--- WHAT YOU NEED TO DO ---
Below is a listing; write it out exactly and drop any images from it.

--- GIVEN RECORDS ---

* * * * * * *

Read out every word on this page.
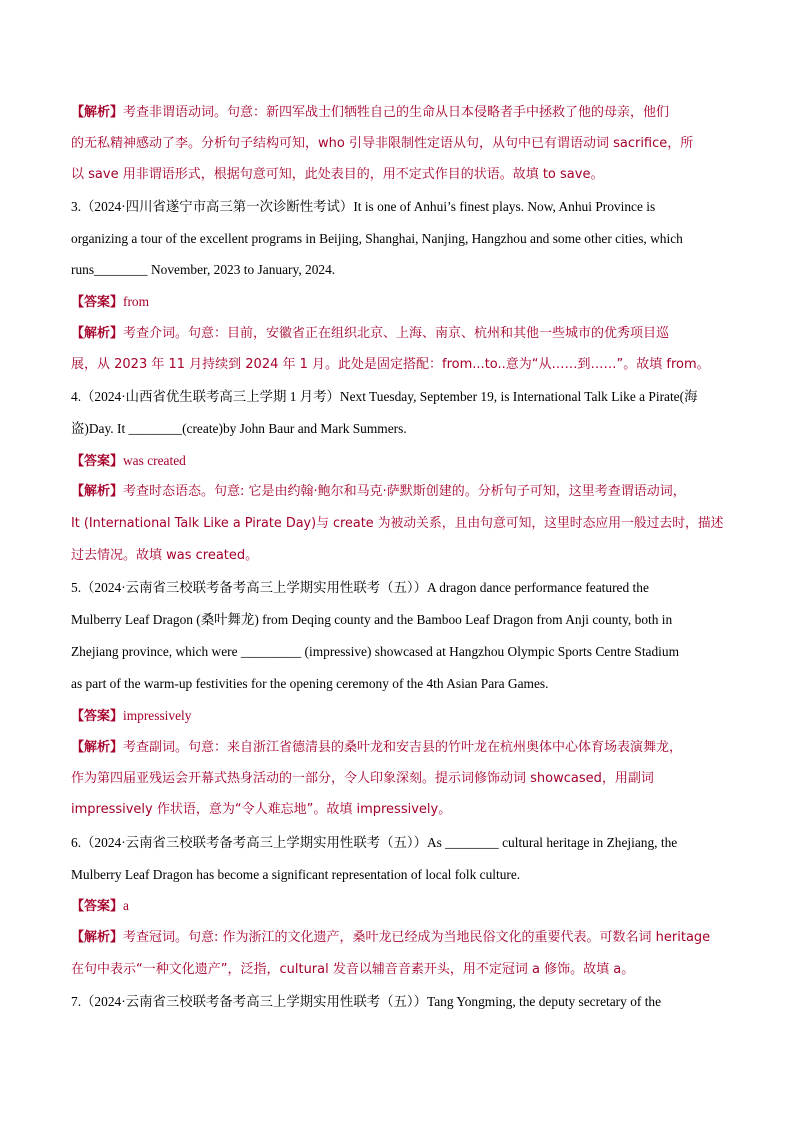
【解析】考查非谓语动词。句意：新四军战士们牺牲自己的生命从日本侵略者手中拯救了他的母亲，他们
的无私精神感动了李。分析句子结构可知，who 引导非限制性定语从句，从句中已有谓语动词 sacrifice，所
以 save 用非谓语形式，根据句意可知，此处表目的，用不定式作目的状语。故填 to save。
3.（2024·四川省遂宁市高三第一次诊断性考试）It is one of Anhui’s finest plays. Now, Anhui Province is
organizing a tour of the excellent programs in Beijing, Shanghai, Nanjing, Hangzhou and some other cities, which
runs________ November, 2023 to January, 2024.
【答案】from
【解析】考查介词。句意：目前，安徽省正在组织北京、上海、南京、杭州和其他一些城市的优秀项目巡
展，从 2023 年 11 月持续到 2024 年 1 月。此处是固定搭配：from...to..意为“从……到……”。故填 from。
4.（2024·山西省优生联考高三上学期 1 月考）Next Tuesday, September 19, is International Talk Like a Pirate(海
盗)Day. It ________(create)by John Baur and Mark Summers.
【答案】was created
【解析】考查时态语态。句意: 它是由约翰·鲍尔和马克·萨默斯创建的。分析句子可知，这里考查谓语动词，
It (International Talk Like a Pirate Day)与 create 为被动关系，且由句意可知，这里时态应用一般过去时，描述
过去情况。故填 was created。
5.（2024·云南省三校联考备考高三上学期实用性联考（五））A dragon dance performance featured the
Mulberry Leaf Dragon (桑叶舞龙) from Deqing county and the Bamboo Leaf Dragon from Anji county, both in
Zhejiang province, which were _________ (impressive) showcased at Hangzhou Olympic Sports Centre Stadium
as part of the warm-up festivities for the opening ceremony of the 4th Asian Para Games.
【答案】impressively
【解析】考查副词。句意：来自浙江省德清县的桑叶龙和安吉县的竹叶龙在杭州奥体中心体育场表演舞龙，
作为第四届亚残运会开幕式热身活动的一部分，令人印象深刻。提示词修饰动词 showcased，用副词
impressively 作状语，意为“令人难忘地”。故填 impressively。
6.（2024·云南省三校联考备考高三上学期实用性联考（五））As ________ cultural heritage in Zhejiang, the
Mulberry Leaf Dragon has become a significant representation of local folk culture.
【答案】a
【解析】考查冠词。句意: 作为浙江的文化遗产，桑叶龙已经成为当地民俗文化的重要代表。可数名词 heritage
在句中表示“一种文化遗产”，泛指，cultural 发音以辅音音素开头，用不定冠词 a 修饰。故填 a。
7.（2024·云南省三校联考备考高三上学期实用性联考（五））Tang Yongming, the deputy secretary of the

* * * * * * *

--- SOLVED EXERCISE ---
Read out every word on this page.
【解析】考查非谓语动词。句意：新四军战士们牺牲自己的生命从日本侵略者手中拯救了他的母亲，他们
的无私精神感动了李。分析句子结构可知，who 引导非限制性定语从句，从句中已有谓语动词 sacrifice，所
以 save 用非谓语形式，根据句意可知，此处表目的，用不定式作目的状语。故填 to save。
3.（2024·四川省遂宁市高三第一次诊断性考试）It is one of Anhui’s finest plays. Now, Anhui Province is
organizing a tour of the excellent programs in Beijing, Shanghai, Nanjing, Hangzhou and some other cities, which
runs________ November, 2023 to January, 2024.
【答案】from
【解析】考查介词。句意：目前，安徽省正在组织北京、上海、南京、杭州和其他一些城市的优秀项目巡
展，从 2023 年 11 月持续到 2024 年 1 月。此处是固定搭配：from...to..意为“从……到……”。故填 from。
4.（2024·山西省优生联考高三上学期 1 月考）Next Tuesday, September 19, is International Talk Like a Pirate(海
盗)Day. It ________(create)by John Baur and Mark Summers.
【答案】was created
【解析】考查时态语态。句意: 它是由约翰·鲍尔和马克·萨默斯创建的。分析句子可知，这里考查谓语动词，
It (International Talk Like a Pirate Day)与 create 为被动关系，且由句意可知，这里时态应用一般过去时，描述
过去情况。故填 was created。
5.（2024·云南省三校联考备考高三上学期实用性联考（五））A dragon dance performance featured the
Mulberry Leaf Dragon (桑叶舞龙) from Deqing county and the Bamboo Leaf Dragon from Anji county, both in
Zhejiang province, which were _________ (impressive) showcased at Hangzhou Olympic Sports Centre Stadium
as part of the warm-up festivities for the opening ceremony of the 4th Asian Para Games.
【答案】impressively
【解析】考查副词。句意：来自浙江省德清县的桑叶龙和安吉县的竹叶龙在杭州奥体中心体育场表演舞龙，
作为第四届亚残运会开幕式热身活动的一部分，令人印象深刻。提示词修饰动词 showcased，用副词
impressively 作状语，意为“令人难忘地”。故填 impressively。
6.（2024·云南省三校联考备考高三上学期实用性联考（五））As ________ cultural heritage in Zhejiang, the
Mulberry Leaf Dragon has become a significant representation of local folk culture.
【答案】a
【解析】考查冠词。句意: 作为浙江的文化遗产，桑叶龙已经成为当地民俗文化的重要代表。可数名词 heritage
在句中表示“一种文化遗产”，泛指，cultural 发音以辅音音素开头，用不定冠词 a 修饰。故填 a。
7.（2024·云南省三校联考备考高三上学期实用性联考（五））Tang Yongming, the deputy secretary of the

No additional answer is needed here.